— START —
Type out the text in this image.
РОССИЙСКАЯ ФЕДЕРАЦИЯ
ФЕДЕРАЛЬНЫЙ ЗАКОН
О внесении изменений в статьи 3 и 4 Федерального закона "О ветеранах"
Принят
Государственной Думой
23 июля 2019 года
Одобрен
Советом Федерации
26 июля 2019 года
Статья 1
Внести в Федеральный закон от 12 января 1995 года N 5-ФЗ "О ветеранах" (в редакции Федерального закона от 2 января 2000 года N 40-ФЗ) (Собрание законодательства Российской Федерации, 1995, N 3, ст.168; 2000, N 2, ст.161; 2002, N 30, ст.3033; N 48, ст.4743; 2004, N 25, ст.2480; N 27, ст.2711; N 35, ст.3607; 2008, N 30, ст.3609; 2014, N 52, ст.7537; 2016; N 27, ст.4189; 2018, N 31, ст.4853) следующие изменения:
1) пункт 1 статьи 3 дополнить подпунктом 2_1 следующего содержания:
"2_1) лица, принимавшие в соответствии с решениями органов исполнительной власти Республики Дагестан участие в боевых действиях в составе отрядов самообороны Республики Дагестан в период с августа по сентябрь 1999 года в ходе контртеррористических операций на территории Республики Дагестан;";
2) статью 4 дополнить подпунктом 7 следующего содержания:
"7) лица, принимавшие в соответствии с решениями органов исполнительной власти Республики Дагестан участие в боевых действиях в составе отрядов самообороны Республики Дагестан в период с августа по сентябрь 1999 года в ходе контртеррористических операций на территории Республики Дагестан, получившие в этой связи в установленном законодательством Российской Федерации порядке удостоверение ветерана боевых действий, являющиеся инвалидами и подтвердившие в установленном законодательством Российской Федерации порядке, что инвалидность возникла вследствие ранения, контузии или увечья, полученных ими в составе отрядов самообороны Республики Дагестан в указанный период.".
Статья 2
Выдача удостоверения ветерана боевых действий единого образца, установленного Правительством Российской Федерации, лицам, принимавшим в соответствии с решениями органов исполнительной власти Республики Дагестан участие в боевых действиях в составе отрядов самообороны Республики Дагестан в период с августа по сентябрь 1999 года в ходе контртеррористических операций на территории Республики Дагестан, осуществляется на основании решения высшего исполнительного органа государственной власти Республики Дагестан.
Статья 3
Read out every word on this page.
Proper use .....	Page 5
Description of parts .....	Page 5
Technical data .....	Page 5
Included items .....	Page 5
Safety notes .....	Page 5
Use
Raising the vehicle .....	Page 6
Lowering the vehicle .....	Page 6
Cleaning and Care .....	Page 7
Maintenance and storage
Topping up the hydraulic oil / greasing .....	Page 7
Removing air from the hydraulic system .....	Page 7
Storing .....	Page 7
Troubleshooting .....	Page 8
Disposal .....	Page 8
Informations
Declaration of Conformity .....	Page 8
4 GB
— END —
▸ Required work: Copy each line containing the word "следующего" from the data.

▸ Worked solution:
1) пункт 1 статьи 3 дополнить подпунктом 2_1 следующего содержания:
2) статью 4 дополнить подпунктом 7 следующего содержания:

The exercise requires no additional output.